◆ **YOUR OBJECTIVE**
Filter this material down to the lines that hold "John", copying each one.

Dataset excerpt:
++++++++

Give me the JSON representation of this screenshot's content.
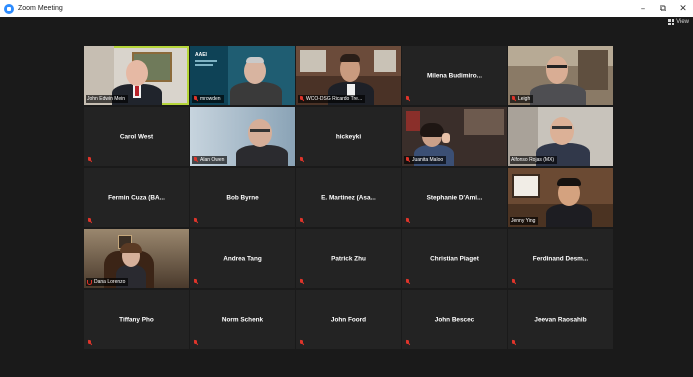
{
  "window": {
    "title": "Zoom Meeting",
    "minimize_glyph": "–",
    "maximize_glyph": "⧉",
    "close_glyph": "✕"
  },
  "toolbar": {
    "view_label": "View"
  },
  "colors": {
    "active_speaker": "#b6d63a",
    "muted_red": "#e0352b",
    "zoom_blue": "#2d8cff"
  },
  "participants": [
    {
      "name": "John Edwin Mein",
      "video": true
    },
    {
      "name": "mrowden",
      "video": true,
      "slide_brand": "AAEI"
    },
    {
      "name": "WCO-DSG Ricardo Tre...",
      "video": true
    },
    {
      "name": "Milena Budimiro...",
      "video": false
    },
    {
      "name": "Leigh",
      "video": true
    },
    {
      "name": "Carol West",
      "video": false
    },
    {
      "name": "Alan Owen",
      "video": true
    },
    {
      "name": "hickeyki",
      "video": false
    },
    {
      "name": "Juanita Maloo",
      "video": true
    },
    {
      "name": "Alfonso Rojas (MX)",
      "video": true
    },
    {
      "name": "Fermin Cuza (BA...",
      "video": false
    },
    {
      "name": "Bob Byrne",
      "video": false
    },
    {
      "name": "E. Martinez (Asa...",
      "video": false
    },
    {
      "name": "Stephanie D'Ami...",
      "video": false
    },
    {
      "name": "Jenny Ying",
      "video": true
    },
    {
      "name": "Dana Lorenzo",
      "video": true
    },
    {
      "name": "Andrea Tang",
      "video": false
    },
    {
      "name": "Patrick Zhu",
      "video": false
    },
    {
      "name": "Christian Piaget",
      "video": false
    },
    {
      "name": "Ferdinand Desm...",
      "video": false
    },
    {
      "name": "Tiffany Pho",
      "video": false
    },
    {
      "name": "Norm Schenk",
      "video": false
    },
    {
      "name": "John Foord",
      "video": false
    },
    {
      "name": "John Bescec",
      "video": false
    },
    {
      "name": "Jeevan Raosahib",
      "video": false
    }
  ]
}
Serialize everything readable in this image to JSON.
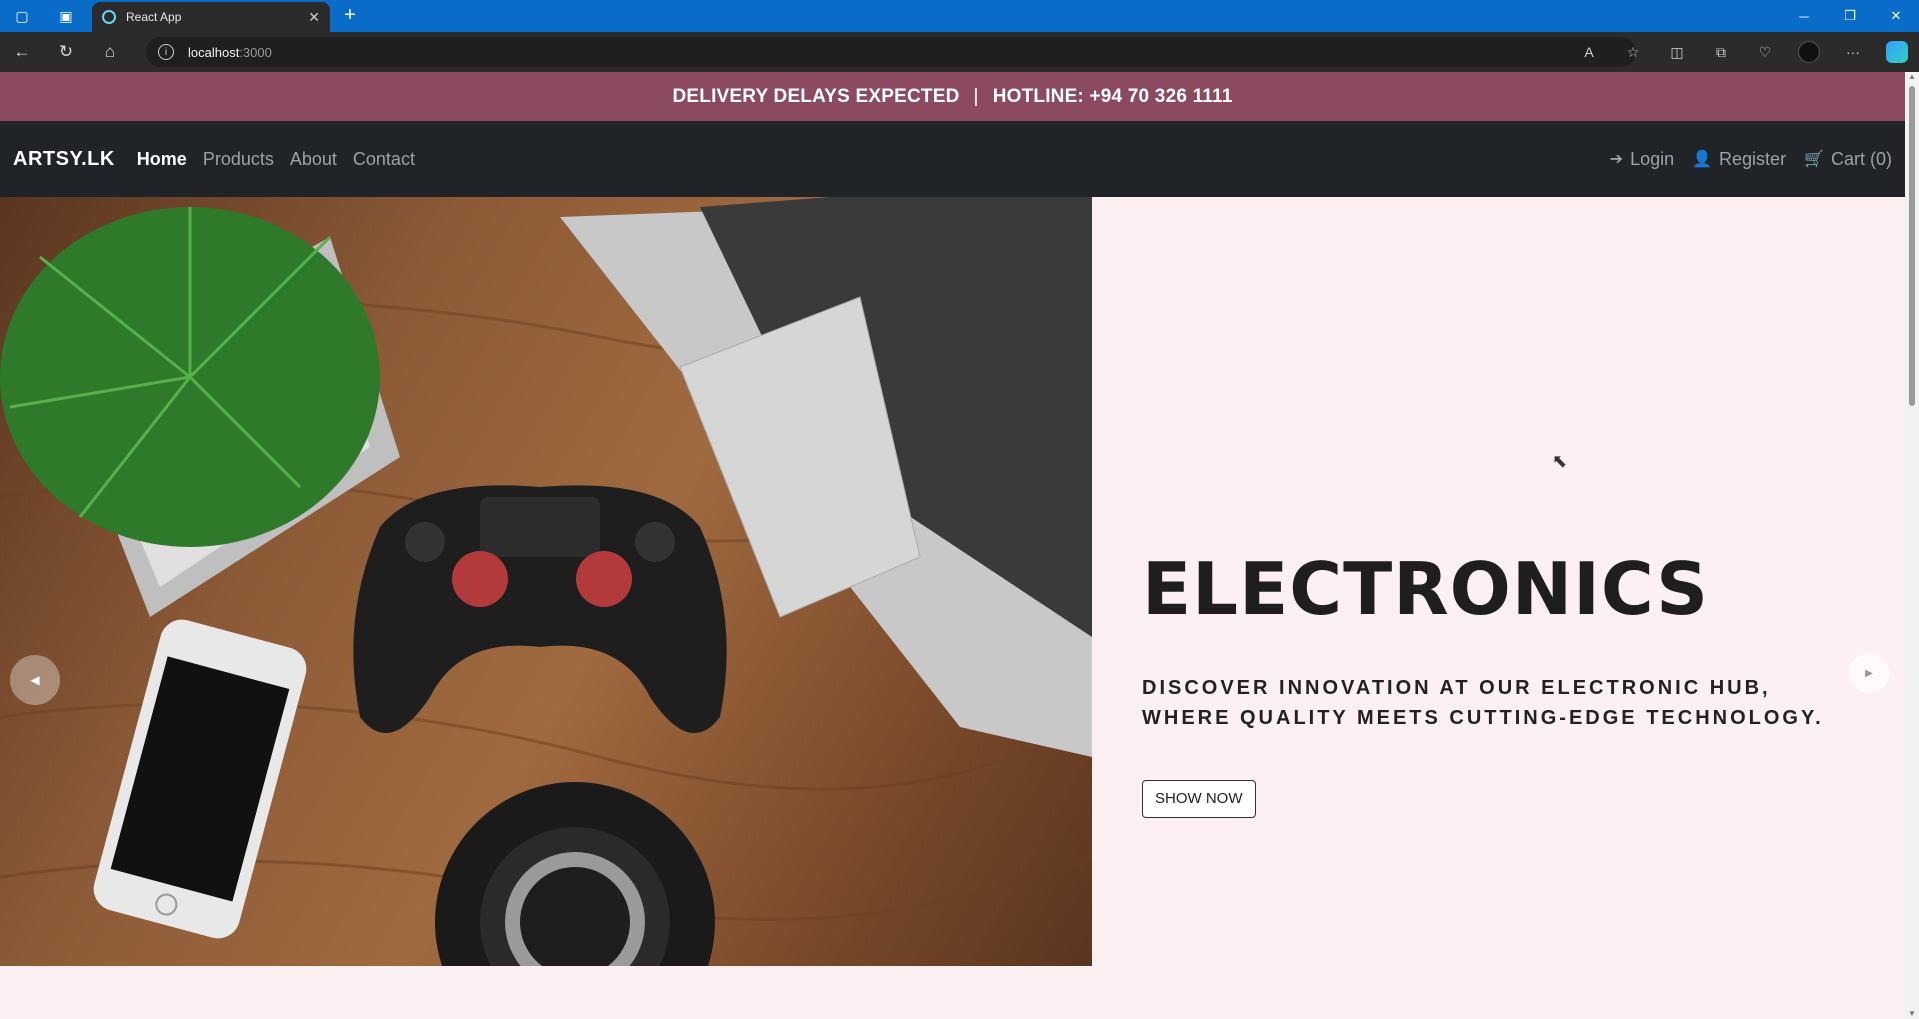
{
  "browser": {
    "tab_title": "React App",
    "url_host": "localhost",
    "url_port": ":3000",
    "new_tab": "+",
    "tab_close": "✕"
  },
  "announcement": {
    "left": "DELIVERY DELAYS EXPECTED",
    "separator": "|",
    "right": "HOTLINE: +94 70 326 1111"
  },
  "navbar": {
    "brand": "ARTSY.LK",
    "links": [
      "Home",
      "Products",
      "About",
      "Contact"
    ],
    "login": "Login",
    "register": "Register",
    "cart": "Cart (0)"
  },
  "hero": {
    "title": "ELECTRONICS",
    "description": "DISCOVER INNOVATION AT OUR ELECTRONIC HUB, WHERE QUALITY MEETS CUTTING-EDGE TECHNOLOGY.",
    "button": "SHOW NOW"
  }
}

++++++++

◆ **RESULT OF THIS TASK**
      "name": "John Edwin Mein",
      "name": "John Foord",
      "name": "John Bescec",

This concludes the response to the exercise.